To be done = Quote every line of the material below verbatim, without altering anything.

%%

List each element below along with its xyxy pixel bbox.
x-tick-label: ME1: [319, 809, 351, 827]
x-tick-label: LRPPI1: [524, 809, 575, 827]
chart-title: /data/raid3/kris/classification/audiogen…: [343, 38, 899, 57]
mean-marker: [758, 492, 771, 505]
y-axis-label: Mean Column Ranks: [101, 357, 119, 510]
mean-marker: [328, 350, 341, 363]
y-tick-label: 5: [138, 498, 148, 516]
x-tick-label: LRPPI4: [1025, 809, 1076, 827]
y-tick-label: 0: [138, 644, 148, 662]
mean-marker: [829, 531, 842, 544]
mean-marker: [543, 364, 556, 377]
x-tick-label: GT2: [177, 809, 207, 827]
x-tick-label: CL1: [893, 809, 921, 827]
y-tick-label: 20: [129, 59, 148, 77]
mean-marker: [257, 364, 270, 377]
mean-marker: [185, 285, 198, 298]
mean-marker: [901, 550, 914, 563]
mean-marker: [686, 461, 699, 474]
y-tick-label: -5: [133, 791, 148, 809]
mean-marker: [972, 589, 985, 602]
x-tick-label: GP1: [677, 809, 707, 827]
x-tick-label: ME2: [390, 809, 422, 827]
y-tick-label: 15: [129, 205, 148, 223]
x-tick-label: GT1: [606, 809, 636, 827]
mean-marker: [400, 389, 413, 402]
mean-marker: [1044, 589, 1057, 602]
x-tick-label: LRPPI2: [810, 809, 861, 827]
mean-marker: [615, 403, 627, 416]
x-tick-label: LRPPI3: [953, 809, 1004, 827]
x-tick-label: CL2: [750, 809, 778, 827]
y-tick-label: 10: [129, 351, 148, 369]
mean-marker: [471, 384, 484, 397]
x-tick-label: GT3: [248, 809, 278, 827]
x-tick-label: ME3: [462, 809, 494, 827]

%%

Result of the exercise =
List each element below along with its xyxy pixel bbox.
x-tick-label: ME1: [319, 809, 351, 827]
x-tick-label: LRPPI1: [524, 809, 575, 827]
chart-title: /data/raid3/kris/classification/audiogen…: [343, 38, 899, 57]
mean-marker: [758, 492, 771, 505]
y-axis-label: Mean Column Ranks: [101, 357, 119, 510]
mean-marker: [328, 350, 341, 363]
y-tick-label: 5: [138, 498, 148, 516]
x-tick-label: LRPPI4: [1025, 809, 1076, 827]
y-tick-label: 0: [138, 644, 148, 662]
mean-marker: [829, 531, 842, 544]
mean-marker: [543, 364, 556, 377]
x-tick-label: GT2: [177, 809, 207, 827]
x-tick-label: CL1: [893, 809, 921, 827]
y-tick-label: 20: [129, 59, 148, 77]
mean-marker: [257, 364, 270, 377]
mean-marker: [185, 285, 198, 298]
mean-marker: [901, 550, 914, 563]
mean-marker: [686, 461, 699, 474]
y-tick-label: -5: [133, 791, 148, 809]
mean-marker: [972, 589, 985, 602]
x-tick-label: GP1: [677, 809, 707, 827]
x-tick-label: ME2: [390, 809, 422, 827]
y-tick-label: 15: [129, 205, 148, 223]
x-tick-label: GT1: [606, 809, 636, 827]
mean-marker: [400, 389, 413, 402]
mean-marker: [1044, 589, 1057, 602]
x-tick-label: LRPPI2: [810, 809, 861, 827]
mean-marker: [615, 403, 627, 416]
x-tick-label: LRPPI3: [953, 809, 1004, 827]
x-tick-label: CL2: [750, 809, 778, 827]
y-tick-label: 10: [129, 351, 148, 369]
mean-marker: [471, 384, 484, 397]
x-tick-label: GT3: [248, 809, 278, 827]
x-tick-label: ME3: [462, 809, 494, 827]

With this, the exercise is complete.